═════ MATERIAL SHOWN ═════
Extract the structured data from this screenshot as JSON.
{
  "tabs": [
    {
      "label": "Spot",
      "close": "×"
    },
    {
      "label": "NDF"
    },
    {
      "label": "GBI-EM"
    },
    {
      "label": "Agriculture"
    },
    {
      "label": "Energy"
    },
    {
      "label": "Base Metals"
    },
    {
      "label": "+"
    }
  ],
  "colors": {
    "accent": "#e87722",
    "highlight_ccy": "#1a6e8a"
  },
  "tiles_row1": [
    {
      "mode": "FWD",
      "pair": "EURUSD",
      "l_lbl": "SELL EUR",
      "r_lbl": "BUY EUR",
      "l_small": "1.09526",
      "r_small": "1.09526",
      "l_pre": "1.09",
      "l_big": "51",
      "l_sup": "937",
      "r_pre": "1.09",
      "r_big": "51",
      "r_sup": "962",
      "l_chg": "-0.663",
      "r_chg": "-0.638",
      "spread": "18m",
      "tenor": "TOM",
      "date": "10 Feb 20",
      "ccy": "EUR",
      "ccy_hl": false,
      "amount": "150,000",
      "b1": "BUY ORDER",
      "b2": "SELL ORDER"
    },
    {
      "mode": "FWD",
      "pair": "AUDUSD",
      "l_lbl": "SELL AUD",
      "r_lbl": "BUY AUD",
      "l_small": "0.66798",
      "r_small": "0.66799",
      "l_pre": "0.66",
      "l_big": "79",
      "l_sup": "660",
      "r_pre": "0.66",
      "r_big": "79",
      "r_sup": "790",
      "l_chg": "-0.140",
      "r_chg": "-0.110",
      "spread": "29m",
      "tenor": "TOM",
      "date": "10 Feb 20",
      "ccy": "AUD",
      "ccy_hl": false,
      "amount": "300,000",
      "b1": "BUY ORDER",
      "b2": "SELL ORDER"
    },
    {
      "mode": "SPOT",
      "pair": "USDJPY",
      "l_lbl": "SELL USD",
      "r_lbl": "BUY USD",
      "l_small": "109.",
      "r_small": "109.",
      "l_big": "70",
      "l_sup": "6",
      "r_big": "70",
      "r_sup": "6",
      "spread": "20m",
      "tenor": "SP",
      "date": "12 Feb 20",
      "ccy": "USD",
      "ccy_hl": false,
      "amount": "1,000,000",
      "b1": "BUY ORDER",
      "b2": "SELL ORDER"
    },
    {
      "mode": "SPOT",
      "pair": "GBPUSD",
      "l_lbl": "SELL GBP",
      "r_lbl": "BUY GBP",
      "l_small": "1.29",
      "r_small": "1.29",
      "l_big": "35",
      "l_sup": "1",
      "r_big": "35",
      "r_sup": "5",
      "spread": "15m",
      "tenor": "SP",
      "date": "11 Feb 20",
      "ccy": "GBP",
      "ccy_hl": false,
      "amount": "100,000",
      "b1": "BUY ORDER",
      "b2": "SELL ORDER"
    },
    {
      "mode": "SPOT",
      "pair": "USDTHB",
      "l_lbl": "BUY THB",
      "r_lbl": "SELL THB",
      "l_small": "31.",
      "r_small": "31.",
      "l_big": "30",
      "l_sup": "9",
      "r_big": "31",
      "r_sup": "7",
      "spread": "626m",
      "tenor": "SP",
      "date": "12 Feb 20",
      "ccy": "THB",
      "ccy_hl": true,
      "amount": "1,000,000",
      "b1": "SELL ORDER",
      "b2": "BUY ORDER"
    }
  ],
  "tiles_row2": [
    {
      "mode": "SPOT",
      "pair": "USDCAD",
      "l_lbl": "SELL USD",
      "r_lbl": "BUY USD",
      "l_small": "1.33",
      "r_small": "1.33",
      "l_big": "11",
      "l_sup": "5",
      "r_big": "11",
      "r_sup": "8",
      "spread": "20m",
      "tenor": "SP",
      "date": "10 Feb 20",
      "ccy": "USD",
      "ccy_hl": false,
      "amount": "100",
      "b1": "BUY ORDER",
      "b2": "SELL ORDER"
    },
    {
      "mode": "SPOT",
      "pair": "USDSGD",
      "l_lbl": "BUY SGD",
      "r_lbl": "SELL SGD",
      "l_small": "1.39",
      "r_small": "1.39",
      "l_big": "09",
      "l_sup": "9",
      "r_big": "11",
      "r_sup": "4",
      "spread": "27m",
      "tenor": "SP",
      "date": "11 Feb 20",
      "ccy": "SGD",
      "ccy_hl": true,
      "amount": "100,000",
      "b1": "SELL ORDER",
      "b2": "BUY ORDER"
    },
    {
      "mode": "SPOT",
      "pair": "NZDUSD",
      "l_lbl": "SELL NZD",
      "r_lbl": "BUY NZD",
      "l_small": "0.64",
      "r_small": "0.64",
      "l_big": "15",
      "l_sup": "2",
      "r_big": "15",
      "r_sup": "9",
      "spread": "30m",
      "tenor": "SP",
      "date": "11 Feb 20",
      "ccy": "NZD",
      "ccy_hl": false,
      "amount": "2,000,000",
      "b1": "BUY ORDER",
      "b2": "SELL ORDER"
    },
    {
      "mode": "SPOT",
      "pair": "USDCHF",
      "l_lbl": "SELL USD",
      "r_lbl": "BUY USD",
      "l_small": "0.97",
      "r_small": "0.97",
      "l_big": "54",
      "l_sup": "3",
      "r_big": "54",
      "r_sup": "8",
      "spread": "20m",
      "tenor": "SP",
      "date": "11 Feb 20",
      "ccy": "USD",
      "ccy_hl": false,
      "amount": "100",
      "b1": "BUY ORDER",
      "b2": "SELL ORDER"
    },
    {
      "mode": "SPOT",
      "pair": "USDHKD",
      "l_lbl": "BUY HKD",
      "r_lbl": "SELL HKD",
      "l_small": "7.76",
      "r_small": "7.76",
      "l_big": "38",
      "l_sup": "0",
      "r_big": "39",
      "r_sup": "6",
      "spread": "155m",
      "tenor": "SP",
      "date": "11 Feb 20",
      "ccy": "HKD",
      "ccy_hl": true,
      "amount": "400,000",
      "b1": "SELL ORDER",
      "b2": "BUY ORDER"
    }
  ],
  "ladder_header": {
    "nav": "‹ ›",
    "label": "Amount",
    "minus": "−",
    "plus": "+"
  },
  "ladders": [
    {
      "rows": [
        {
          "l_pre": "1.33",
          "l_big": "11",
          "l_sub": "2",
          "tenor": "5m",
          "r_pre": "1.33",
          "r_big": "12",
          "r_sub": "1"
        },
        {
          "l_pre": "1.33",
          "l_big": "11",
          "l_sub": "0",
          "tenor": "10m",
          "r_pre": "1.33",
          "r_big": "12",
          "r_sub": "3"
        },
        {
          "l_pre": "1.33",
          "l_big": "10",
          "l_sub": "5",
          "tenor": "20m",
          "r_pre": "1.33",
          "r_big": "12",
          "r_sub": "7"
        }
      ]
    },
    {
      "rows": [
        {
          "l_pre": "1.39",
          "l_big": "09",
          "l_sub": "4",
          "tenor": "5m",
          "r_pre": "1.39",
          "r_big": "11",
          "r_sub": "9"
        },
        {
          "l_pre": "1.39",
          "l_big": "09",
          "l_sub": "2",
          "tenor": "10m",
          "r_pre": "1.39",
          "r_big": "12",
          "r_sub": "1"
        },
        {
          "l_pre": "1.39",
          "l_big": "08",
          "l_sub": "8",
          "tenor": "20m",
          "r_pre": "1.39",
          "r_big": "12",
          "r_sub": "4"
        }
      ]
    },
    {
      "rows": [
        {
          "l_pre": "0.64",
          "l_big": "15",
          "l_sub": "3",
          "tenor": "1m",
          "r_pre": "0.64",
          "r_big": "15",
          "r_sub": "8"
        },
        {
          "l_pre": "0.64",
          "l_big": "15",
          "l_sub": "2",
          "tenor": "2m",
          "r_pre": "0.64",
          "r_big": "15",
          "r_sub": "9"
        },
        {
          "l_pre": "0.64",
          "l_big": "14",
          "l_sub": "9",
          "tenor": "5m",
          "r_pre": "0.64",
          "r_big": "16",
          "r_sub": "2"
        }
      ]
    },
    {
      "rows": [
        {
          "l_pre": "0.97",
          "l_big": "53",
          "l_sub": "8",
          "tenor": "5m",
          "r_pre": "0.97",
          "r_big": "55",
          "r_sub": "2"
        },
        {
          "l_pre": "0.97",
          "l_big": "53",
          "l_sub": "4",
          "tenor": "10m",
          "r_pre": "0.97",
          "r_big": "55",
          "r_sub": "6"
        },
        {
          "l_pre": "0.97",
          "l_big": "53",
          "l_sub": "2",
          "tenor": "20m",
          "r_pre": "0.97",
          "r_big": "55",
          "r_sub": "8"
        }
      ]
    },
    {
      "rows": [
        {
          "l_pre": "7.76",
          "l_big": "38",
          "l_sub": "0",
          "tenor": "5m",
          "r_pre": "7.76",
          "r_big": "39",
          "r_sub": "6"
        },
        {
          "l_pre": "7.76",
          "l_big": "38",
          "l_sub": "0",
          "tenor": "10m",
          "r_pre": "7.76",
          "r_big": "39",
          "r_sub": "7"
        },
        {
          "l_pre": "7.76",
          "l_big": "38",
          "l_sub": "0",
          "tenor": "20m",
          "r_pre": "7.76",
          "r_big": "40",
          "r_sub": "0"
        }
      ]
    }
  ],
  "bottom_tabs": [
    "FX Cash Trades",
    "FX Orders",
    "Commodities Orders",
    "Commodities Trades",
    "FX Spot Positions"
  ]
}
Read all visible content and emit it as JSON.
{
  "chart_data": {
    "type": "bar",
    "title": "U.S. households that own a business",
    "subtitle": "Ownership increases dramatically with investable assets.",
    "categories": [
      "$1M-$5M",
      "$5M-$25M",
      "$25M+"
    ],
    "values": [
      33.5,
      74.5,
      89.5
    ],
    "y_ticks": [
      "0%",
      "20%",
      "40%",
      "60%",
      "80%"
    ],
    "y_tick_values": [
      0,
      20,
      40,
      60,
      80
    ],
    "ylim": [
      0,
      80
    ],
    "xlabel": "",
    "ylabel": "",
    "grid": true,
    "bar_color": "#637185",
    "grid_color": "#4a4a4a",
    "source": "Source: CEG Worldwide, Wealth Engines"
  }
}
═════
Repeat exactly the lines from the line containing "Read all visible content and emit it as JSON." through the end of the listing above; both boundary lines are part of the output.

ANSWER TO THIS EXERCISE>
Read all visible content and emit it as JSON.
{
  "chart_data": {
    "type": "bar",
    "title": "U.S. households that own a business",
    "subtitle": "Ownership increases dramatically with investable assets.",
    "categories": [
      "$1M-$5M",
      "$5M-$25M",
      "$25M+"
    ],
    "values": [
      33.5,
      74.5,
      89.5
    ],
    "y_ticks": [
      "0%",
      "20%",
      "40%",
      "60%",
      "80%"
    ],
    "y_tick_values": [
      0,
      20,
      40,
      60,
      80
    ],
    "ylim": [
      0,
      80
    ],
    "xlabel": "",
    "ylabel": "",
    "grid": true,
    "bar_color": "#637185",
    "grid_color": "#4a4a4a",
    "source": "Source: CEG Worldwide, Wealth Engines"
  }
}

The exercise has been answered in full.